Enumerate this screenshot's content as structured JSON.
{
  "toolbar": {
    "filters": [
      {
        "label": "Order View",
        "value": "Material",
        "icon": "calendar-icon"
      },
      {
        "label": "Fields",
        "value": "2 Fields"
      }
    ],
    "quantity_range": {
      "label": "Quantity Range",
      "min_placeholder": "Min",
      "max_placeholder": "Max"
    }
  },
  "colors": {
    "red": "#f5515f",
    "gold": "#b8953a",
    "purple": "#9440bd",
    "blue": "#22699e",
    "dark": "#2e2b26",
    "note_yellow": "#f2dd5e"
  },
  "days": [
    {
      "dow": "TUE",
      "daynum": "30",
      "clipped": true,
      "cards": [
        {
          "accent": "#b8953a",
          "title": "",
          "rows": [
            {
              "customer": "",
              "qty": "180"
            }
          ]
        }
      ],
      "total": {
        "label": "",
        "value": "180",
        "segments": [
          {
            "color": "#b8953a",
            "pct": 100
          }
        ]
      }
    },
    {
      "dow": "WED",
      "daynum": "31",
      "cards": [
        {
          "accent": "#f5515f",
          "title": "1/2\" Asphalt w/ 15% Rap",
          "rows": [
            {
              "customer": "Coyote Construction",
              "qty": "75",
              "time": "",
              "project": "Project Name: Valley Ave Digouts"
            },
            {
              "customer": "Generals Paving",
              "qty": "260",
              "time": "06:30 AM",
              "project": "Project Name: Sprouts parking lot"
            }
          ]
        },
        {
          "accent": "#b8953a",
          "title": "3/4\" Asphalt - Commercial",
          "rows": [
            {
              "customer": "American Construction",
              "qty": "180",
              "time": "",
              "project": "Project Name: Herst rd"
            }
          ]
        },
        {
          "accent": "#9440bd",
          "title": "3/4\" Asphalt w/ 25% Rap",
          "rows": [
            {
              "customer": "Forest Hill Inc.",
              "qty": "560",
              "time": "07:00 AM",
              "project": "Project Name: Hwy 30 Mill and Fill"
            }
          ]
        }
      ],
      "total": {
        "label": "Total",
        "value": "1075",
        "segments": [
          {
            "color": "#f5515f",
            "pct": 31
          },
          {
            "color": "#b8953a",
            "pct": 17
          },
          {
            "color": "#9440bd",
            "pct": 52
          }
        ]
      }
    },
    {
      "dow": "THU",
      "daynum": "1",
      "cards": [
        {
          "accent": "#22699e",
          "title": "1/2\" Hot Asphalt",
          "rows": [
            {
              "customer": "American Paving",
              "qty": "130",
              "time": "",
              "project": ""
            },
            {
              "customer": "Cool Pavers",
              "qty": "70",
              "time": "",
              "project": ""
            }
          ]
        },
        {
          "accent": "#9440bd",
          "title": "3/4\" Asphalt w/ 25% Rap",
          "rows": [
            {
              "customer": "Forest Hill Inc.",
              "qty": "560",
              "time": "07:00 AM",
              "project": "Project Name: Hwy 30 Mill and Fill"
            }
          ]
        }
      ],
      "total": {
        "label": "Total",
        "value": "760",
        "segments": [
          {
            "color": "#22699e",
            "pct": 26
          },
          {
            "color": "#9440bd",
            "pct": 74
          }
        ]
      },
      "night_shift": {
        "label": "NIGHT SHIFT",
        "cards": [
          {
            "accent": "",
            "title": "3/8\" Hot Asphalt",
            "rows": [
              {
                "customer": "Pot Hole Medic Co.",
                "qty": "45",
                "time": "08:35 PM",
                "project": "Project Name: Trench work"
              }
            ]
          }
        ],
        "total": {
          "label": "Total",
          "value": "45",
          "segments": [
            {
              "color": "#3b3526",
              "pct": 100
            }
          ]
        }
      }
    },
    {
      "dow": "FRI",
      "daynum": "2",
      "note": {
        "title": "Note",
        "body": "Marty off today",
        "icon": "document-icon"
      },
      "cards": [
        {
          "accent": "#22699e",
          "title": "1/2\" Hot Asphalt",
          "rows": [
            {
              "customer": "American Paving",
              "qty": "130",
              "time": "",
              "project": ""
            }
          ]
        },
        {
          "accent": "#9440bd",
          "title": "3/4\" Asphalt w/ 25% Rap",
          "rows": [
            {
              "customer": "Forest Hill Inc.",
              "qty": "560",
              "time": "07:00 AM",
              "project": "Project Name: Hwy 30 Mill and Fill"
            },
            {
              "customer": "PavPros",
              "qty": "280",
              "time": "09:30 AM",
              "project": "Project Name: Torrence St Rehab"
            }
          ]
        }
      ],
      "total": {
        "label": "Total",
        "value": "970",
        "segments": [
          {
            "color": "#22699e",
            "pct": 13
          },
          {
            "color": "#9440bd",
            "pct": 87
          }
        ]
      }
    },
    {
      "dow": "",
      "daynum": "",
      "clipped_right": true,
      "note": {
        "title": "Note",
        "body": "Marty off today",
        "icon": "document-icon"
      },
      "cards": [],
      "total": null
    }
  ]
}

________

* _WHAT TO PRODUCE_
Every line above should be written out again exactly as it stands.

* _FULL OUTPUT_
Enumerate this screenshot's content as structured JSON.
{
  "toolbar": {
    "filters": [
      {
        "label": "Order View",
        "value": "Material",
        "icon": "calendar-icon"
      },
      {
        "label": "Fields",
        "value": "2 Fields"
      }
    ],
    "quantity_range": {
      "label": "Quantity Range",
      "min_placeholder": "Min",
      "max_placeholder": "Max"
    }
  },
  "colors": {
    "red": "#f5515f",
    "gold": "#b8953a",
    "purple": "#9440bd",
    "blue": "#22699e",
    "dark": "#2e2b26",
    "note_yellow": "#f2dd5e"
  },
  "days": [
    {
      "dow": "TUE",
      "daynum": "30",
      "clipped": true,
      "cards": [
        {
          "accent": "#b8953a",
          "title": "",
          "rows": [
            {
              "customer": "",
              "qty": "180"
            }
          ]
        }
      ],
      "total": {
        "label": "",
        "value": "180",
        "segments": [
          {
            "color": "#b8953a",
            "pct": 100
          }
        ]
      }
    },
    {
      "dow": "WED",
      "daynum": "31",
      "cards": [
        {
          "accent": "#f5515f",
          "title": "1/2\" Asphalt w/ 15% Rap",
          "rows": [
            {
              "customer": "Coyote Construction",
              "qty": "75",
              "time": "",
              "project": "Project Name: Valley Ave Digouts"
            },
            {
              "customer": "Generals Paving",
              "qty": "260",
              "time": "06:30 AM",
              "project": "Project Name: Sprouts parking lot"
            }
          ]
        },
        {
          "accent": "#b8953a",
          "title": "3/4\" Asphalt - Commercial",
          "rows": [
            {
              "customer": "American Construction",
              "qty": "180",
              "time": "",
              "project": "Project Name: Herst rd"
            }
          ]
        },
        {
          "accent": "#9440bd",
          "title": "3/4\" Asphalt w/ 25% Rap",
          "rows": [
            {
              "customer": "Forest Hill Inc.",
              "qty": "560",
              "time": "07:00 AM",
              "project": "Project Name: Hwy 30 Mill and Fill"
            }
          ]
        }
      ],
      "total": {
        "label": "Total",
        "value": "1075",
        "segments": [
          {
            "color": "#f5515f",
            "pct": 31
          },
          {
            "color": "#b8953a",
            "pct": 17
          },
          {
            "color": "#9440bd",
            "pct": 52
          }
        ]
      }
    },
    {
      "dow": "THU",
      "daynum": "1",
      "cards": [
        {
          "accent": "#22699e",
          "title": "1/2\" Hot Asphalt",
          "rows": [
            {
              "customer": "American Paving",
              "qty": "130",
              "time": "",
              "project": ""
            },
            {
              "customer": "Cool Pavers",
              "qty": "70",
              "time": "",
              "project": ""
            }
          ]
        },
        {
          "accent": "#9440bd",
          "title": "3/4\" Asphalt w/ 25% Rap",
          "rows": [
            {
              "customer": "Forest Hill Inc.",
              "qty": "560",
              "time": "07:00 AM",
              "project": "Project Name: Hwy 30 Mill and Fill"
            }
          ]
        }
      ],
      "total": {
        "label": "Total",
        "value": "760",
        "segments": [
          {
            "color": "#22699e",
            "pct": 26
          },
          {
            "color": "#9440bd",
            "pct": 74
          }
        ]
      },
      "night_shift": {
        "label": "NIGHT SHIFT",
        "cards": [
          {
            "accent": "",
            "title": "3/8\" Hot Asphalt",
            "rows": [
              {
                "customer": "Pot Hole Medic Co.",
                "qty": "45",
                "time": "08:35 PM",
                "project": "Project Name: Trench work"
              }
            ]
          }
        ],
        "total": {
          "label": "Total",
          "value": "45",
          "segments": [
            {
              "color": "#3b3526",
              "pct": 100
            }
          ]
        }
      }
    },
    {
      "dow": "FRI",
      "daynum": "2",
      "note": {
        "title": "Note",
        "body": "Marty off today",
        "icon": "document-icon"
      },
      "cards": [
        {
          "accent": "#22699e",
          "title": "1/2\" Hot Asphalt",
          "rows": [
            {
              "customer": "American Paving",
              "qty": "130",
              "time": "",
              "project": ""
            }
          ]
        },
        {
          "accent": "#9440bd",
          "title": "3/4\" Asphalt w/ 25% Rap",
          "rows": [
            {
              "customer": "Forest Hill Inc.",
              "qty": "560",
              "time": "07:00 AM",
              "project": "Project Name: Hwy 30 Mill and Fill"
            },
            {
              "customer": "PavPros",
              "qty": "280",
              "time": "09:30 AM",
              "project": "Project Name: Torrence St Rehab"
            }
          ]
        }
      ],
      "total": {
        "label": "Total",
        "value": "970",
        "segments": [
          {
            "color": "#22699e",
            "pct": 13
          },
          {
            "color": "#9440bd",
            "pct": 87
          }
        ]
      }
    },
    {
      "dow": "",
      "daynum": "",
      "clipped_right": true,
      "note": {
        "title": "Note",
        "body": "Marty off today",
        "icon": "document-icon"
      },
      "cards": [],
      "total": null
    }
  ]
}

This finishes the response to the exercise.